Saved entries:
---*---

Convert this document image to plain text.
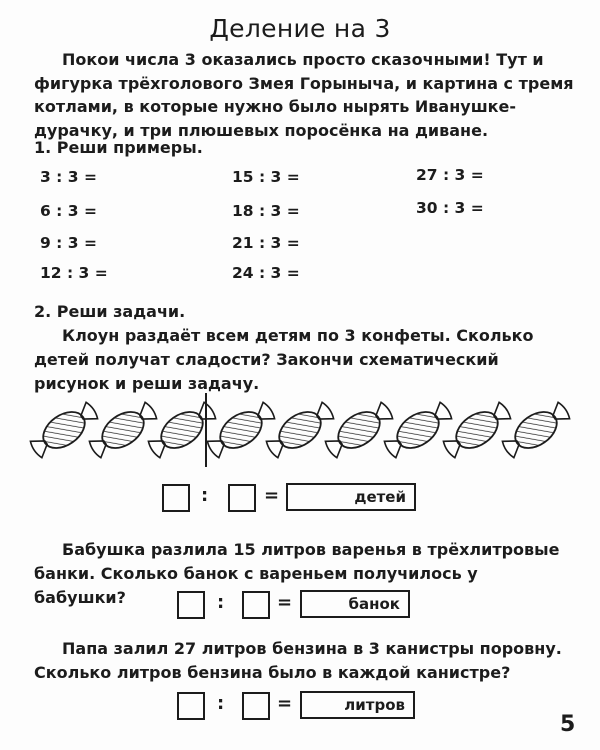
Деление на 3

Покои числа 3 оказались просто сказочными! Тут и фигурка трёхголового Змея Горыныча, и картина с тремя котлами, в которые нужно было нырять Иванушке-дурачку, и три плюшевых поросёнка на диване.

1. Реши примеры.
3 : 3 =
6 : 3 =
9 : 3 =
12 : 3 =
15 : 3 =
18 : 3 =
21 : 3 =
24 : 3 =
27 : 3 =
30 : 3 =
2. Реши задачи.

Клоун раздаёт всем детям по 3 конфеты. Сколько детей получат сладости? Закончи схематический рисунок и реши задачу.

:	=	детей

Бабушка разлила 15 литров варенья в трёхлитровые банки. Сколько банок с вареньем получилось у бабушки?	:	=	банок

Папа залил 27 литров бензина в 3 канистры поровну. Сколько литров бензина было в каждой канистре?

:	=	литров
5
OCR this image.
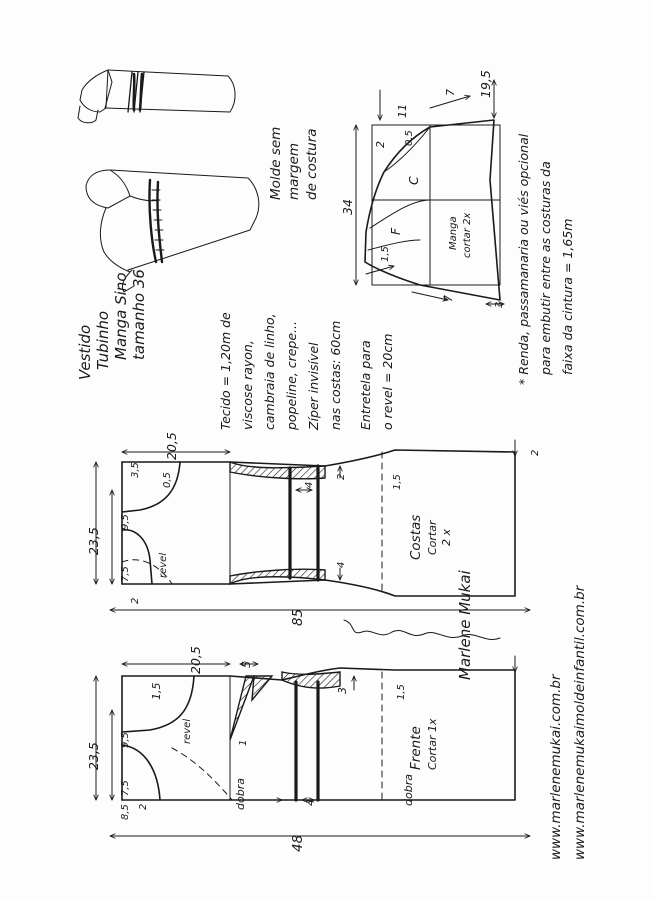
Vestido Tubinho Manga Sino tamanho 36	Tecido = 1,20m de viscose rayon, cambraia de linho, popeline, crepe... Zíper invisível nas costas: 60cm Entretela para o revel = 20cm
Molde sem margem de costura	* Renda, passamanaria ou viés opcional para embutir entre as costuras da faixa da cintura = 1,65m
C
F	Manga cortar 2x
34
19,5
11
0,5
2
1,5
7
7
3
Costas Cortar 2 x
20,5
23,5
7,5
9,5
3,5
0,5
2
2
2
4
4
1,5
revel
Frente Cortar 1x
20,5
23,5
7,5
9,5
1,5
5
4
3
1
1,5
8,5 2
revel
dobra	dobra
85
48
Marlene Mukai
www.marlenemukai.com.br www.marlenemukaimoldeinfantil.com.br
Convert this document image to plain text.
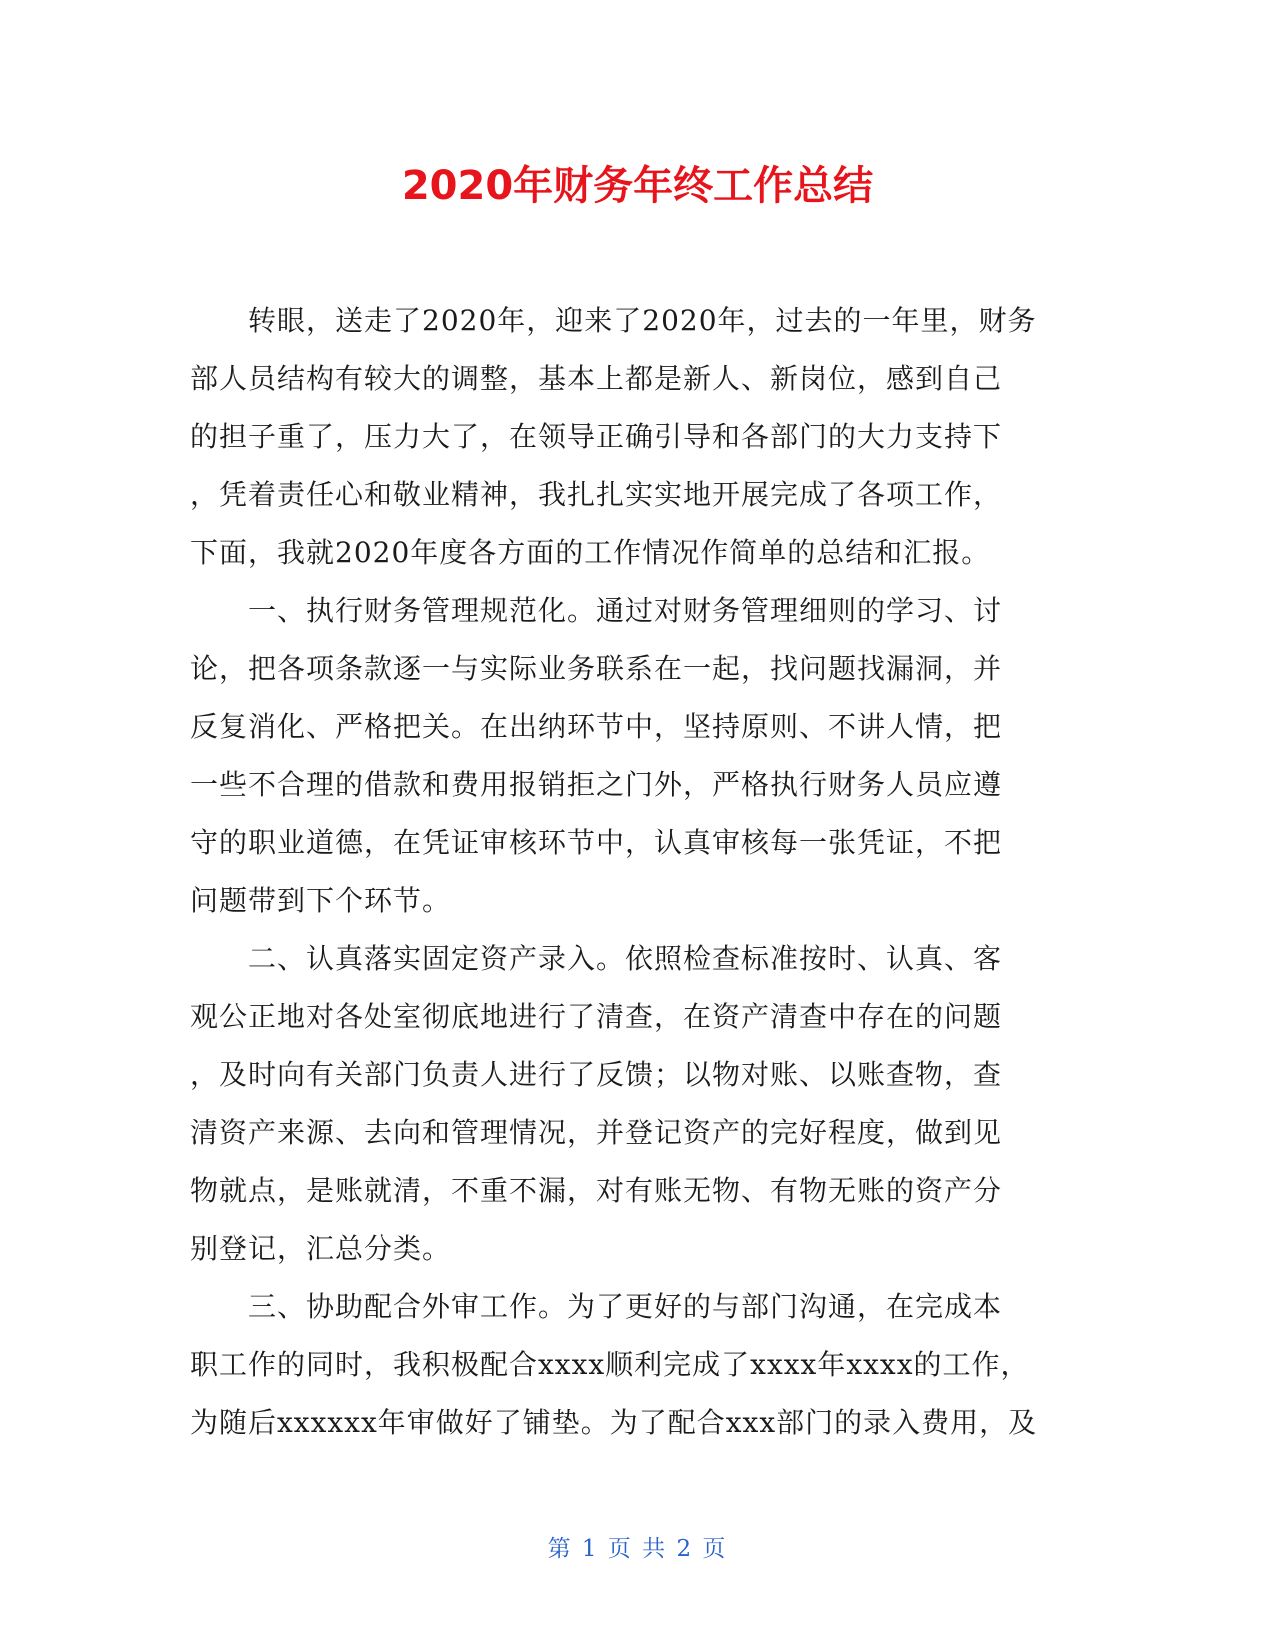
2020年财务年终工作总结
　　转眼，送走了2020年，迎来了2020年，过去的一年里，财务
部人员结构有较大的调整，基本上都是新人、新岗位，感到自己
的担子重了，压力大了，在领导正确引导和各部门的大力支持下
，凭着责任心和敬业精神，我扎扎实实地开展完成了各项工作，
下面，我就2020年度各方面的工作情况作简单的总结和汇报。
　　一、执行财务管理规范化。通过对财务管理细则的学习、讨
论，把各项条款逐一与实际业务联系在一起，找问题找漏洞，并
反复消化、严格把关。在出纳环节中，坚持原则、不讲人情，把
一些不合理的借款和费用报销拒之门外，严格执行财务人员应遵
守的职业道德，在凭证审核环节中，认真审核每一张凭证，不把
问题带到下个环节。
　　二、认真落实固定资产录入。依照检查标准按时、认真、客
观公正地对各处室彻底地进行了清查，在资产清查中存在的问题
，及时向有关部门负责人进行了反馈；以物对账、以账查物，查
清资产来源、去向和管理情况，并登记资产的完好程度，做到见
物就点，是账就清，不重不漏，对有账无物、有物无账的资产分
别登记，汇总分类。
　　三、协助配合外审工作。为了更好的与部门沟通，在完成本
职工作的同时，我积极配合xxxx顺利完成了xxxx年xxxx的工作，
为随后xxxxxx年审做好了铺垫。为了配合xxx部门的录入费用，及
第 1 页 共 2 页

---*---

Collect, from the material above, every line containing the word "детей".

--- SOLUTION TO THIS EXERCISE ---
Клоун раздаёт всем детям по 3 конфеты. Сколько детей получат сладости? Закончи схематический рисунок и реши задачу.
:	=	детей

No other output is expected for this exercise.